> **Listed entries**:
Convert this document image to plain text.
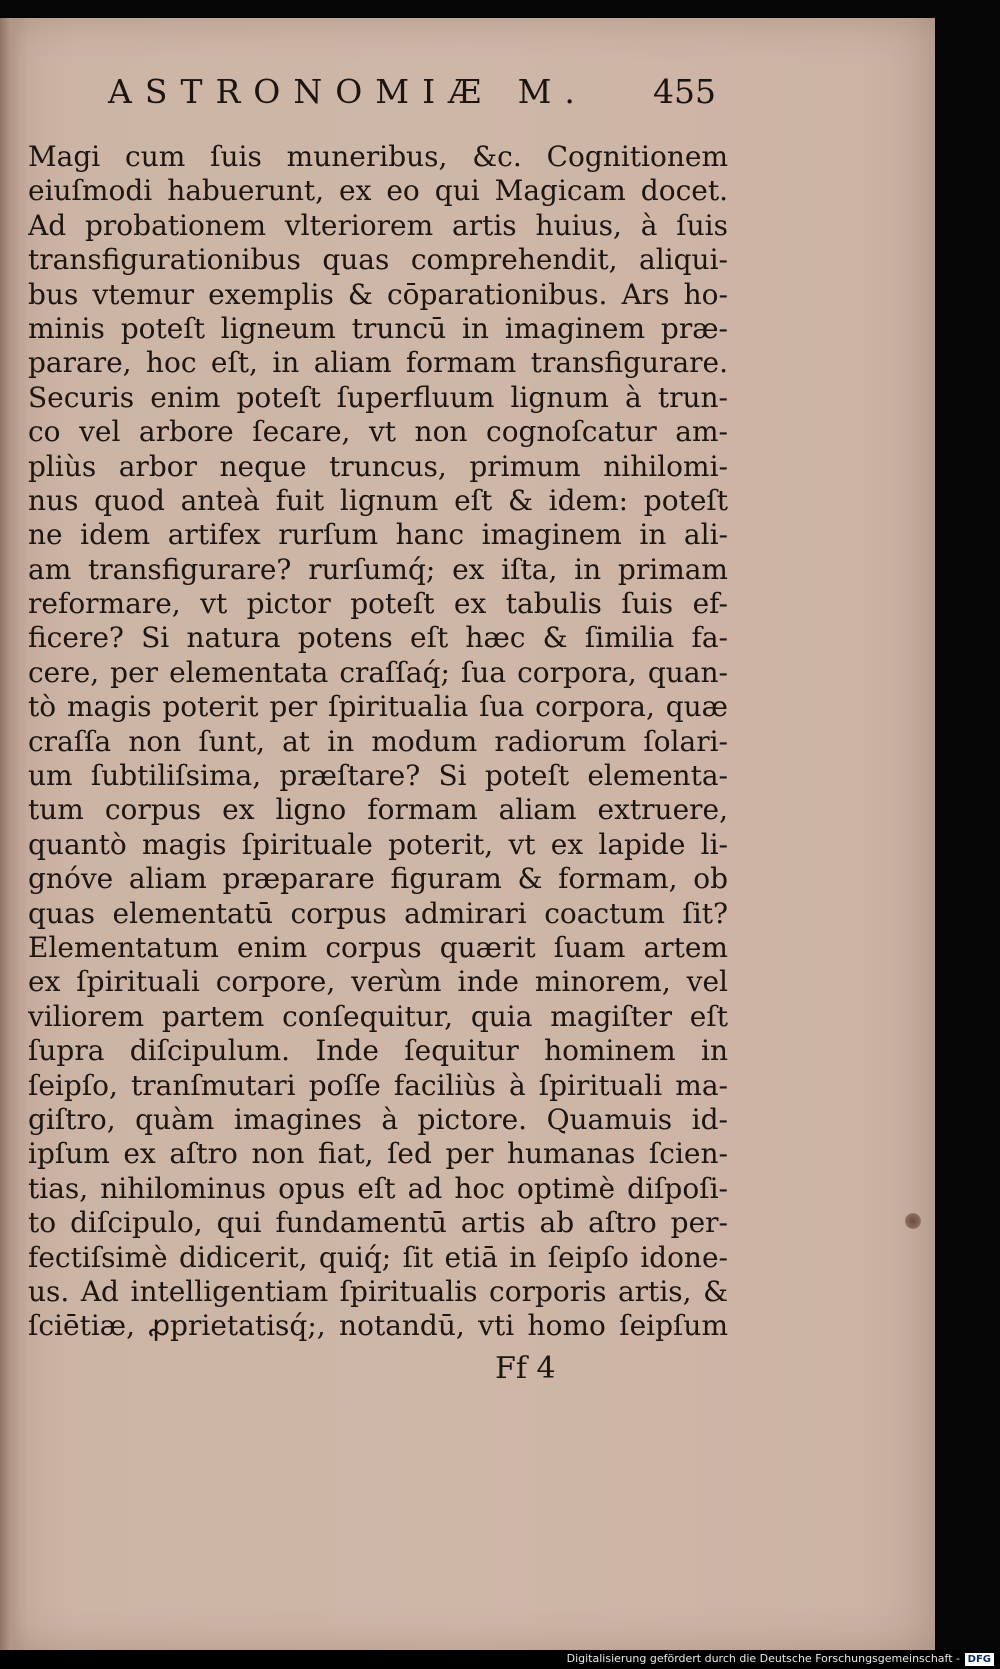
ASTRONOMIÆ M. 455
Magi cum ſuis muneribus, &c. Cognitionem
eiuſmodi habuerunt, ex eo qui Magicam docet.
Ad probationem vlteriorem artis huius, à ſuis
transfigurationibus quas comprehendit, aliqui-
bus vtemur exemplis & cōparationibus. Ars ho-
minis poteſt ligneum truncū in imaginem præ-
parare, hoc eſt, in aliam formam transfigurare.
Securis enim poteſt ſuperfluum lignum à trun-
co vel arbore ſecare, vt non cognoſcatur am-
pliùs arbor neque truncus, primum nihilomi-
nus quod anteà fuit lignum eſt & idem: poteſt
ne idem artifex rurſum hanc imaginem in ali-
am transfigurare? rurſumq́; ex iſta, in primam
reformare, vt pictor poteſt ex tabulis ſuis ef-
ficere? Si natura potens eſt hæc & ſimilia fa-
cere, per elementata craſſaq́; ſua corpora, quan-
tò magis poterit per ſpiritualia ſua corpora, quæ
craſſa non ſunt, at in modum radiorum ſolari-
um ſubtiliſsima, præſtare? Si poteſt elementa-
tum corpus ex ligno formam aliam extruere,
quantò magis ſpirituale poterit, vt ex lapide li-
gnóve aliam præparare figuram & formam, ob
quas elementatū corpus admirari coactum ſit?
Elementatum enim corpus quærit ſuam artem
ex ſpirituali corpore, verùm inde minorem, vel
viliorem partem conſequitur, quia magiſter eſt
ſupra diſcipulum. Inde ſequitur hominem in
ſeipſo, tranſmutari poſſe faciliùs à ſpirituali ma-
giſtro, quàm imagines à pictore. Quamuis id-
ipſum ex aſtro non fiat, ſed per humanas ſcien-
tias, nihilominus opus eſt ad hoc optimè diſpoſi-
to diſcipulo, qui fundamentū artis ab aſtro per-
fectiſsimè didicerit, quiq́; ſit etiā in ſeipſo idone-
us. Ad intelligentiam ſpiritualis corporis artis, &
ſciētiæ, ꝓprietatisq́;, notandū, vti homo ſeipſum
Ff 4
Digitalisierung gefördert durch die Deutsche Forschungsgemeinschaft - DFG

> **Task description**: Reproduce the full listing above verbatim, with no pictures included.

> **Exercise response**:
Convert this document image to plain text.
ASTRONOMIÆ M. 455
Magi cum ſuis muneribus, &c. Cognitionem
eiuſmodi habuerunt, ex eo qui Magicam docet.
Ad probationem vlteriorem artis huius, à ſuis
transfigurationibus quas comprehendit, aliqui-
bus vtemur exemplis & cōparationibus. Ars ho-
minis poteſt ligneum truncū in imaginem præ-
parare, hoc eſt, in aliam formam transfigurare.
Securis enim poteſt ſuperfluum lignum à trun-
co vel arbore ſecare, vt non cognoſcatur am-
pliùs arbor neque truncus, primum nihilomi-
nus quod anteà fuit lignum eſt & idem: poteſt
ne idem artifex rurſum hanc imaginem in ali-
am transfigurare? rurſumq́; ex iſta, in primam
reformare, vt pictor poteſt ex tabulis ſuis ef-
ficere? Si natura potens eſt hæc & ſimilia fa-
cere, per elementata craſſaq́; ſua corpora, quan-
tò magis poterit per ſpiritualia ſua corpora, quæ
craſſa non ſunt, at in modum radiorum ſolari-
um ſubtiliſsima, præſtare? Si poteſt elementa-
tum corpus ex ligno formam aliam extruere,
quantò magis ſpirituale poterit, vt ex lapide li-
gnóve aliam præparare figuram & formam, ob
quas elementatū corpus admirari coactum ſit?
Elementatum enim corpus quærit ſuam artem
ex ſpirituali corpore, verùm inde minorem, vel
viliorem partem conſequitur, quia magiſter eſt
ſupra diſcipulum. Inde ſequitur hominem in
ſeipſo, tranſmutari poſſe faciliùs à ſpirituali ma-
giſtro, quàm imagines à pictore. Quamuis id-
ipſum ex aſtro non fiat, ſed per humanas ſcien-
tias, nihilominus opus eſt ad hoc optimè diſpoſi-
to diſcipulo, qui fundamentū artis ab aſtro per-
fectiſsimè didicerit, quiq́; ſit etiā in ſeipſo idone-
us. Ad intelligentiam ſpiritualis corporis artis, &
ſciētiæ, ꝓprietatisq́;, notandū, vti homo ſeipſum
Ff 4
Digitalisierung gefördert durch die Deutsche Forschungsgemeinschaft - DFG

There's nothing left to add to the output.